• **EXERCISE DIRECTIONS**
Go through the entries below and copy each line containing the word "axis".

Records from a data source
====================

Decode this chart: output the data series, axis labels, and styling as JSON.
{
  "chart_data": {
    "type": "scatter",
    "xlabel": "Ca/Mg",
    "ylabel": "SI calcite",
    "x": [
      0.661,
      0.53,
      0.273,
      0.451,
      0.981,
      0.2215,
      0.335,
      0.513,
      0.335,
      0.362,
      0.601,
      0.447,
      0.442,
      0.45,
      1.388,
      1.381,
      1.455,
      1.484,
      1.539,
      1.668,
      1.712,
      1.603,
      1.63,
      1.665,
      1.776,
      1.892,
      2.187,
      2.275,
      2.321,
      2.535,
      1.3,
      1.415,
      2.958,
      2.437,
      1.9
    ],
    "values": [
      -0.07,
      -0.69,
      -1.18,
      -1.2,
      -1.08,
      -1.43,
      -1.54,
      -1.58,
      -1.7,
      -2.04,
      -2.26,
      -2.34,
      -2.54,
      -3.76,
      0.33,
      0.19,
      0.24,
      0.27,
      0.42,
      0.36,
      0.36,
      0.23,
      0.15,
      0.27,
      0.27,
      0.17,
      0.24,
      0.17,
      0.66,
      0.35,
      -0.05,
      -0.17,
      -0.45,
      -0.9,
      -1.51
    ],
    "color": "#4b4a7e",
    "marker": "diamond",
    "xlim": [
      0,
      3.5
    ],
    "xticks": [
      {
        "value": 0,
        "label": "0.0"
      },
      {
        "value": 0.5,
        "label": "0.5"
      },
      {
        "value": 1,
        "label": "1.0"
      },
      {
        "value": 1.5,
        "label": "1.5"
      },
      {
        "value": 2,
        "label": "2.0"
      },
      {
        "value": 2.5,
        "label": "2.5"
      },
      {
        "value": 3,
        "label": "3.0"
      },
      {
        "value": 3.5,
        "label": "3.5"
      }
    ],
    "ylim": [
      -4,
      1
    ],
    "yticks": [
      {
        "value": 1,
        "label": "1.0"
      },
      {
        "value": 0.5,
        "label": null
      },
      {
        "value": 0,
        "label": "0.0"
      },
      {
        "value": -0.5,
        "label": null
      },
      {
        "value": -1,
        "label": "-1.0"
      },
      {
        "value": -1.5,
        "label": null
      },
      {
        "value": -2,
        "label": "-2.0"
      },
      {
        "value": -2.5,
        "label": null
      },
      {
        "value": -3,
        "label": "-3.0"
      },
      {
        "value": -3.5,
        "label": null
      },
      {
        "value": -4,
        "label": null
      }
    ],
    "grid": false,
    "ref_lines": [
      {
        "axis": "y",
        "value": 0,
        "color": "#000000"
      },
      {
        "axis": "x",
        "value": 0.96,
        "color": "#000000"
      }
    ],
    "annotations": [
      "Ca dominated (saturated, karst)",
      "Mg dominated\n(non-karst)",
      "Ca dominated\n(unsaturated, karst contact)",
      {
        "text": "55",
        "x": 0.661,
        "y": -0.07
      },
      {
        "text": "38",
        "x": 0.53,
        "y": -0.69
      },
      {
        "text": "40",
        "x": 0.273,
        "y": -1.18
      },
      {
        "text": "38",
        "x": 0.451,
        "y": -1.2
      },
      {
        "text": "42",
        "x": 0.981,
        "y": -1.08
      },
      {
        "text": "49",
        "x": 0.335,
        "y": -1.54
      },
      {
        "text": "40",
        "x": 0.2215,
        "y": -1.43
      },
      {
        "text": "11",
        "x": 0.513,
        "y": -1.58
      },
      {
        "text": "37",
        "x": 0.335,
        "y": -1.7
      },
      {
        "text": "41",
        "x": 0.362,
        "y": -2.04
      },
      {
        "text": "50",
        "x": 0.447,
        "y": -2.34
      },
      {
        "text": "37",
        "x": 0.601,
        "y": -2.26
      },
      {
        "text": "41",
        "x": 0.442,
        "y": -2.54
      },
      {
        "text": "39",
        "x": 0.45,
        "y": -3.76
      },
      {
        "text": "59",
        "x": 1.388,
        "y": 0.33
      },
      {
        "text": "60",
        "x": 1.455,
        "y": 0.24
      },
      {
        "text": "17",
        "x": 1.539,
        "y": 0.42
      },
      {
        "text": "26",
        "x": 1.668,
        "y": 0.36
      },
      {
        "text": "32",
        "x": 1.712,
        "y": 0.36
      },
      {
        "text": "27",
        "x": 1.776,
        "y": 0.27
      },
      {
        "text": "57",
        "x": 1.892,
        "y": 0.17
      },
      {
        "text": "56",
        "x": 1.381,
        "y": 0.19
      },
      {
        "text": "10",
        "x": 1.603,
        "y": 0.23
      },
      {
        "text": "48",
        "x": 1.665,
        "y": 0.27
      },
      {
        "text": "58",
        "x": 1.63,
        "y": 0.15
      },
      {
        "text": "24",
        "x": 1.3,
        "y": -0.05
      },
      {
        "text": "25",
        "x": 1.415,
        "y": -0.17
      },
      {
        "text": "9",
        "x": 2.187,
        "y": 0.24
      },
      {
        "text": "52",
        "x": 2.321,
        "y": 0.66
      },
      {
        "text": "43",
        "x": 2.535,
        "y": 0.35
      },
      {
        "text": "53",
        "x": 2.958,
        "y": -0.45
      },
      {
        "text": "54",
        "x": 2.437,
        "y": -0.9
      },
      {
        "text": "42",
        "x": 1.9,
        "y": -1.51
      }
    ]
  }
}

====================

• **ANSWER FOR THIS EXERCISE**
Decode this chart: output the data series, axis labels, and styling as JSON.
        "axis": "y",
        "axis": "x",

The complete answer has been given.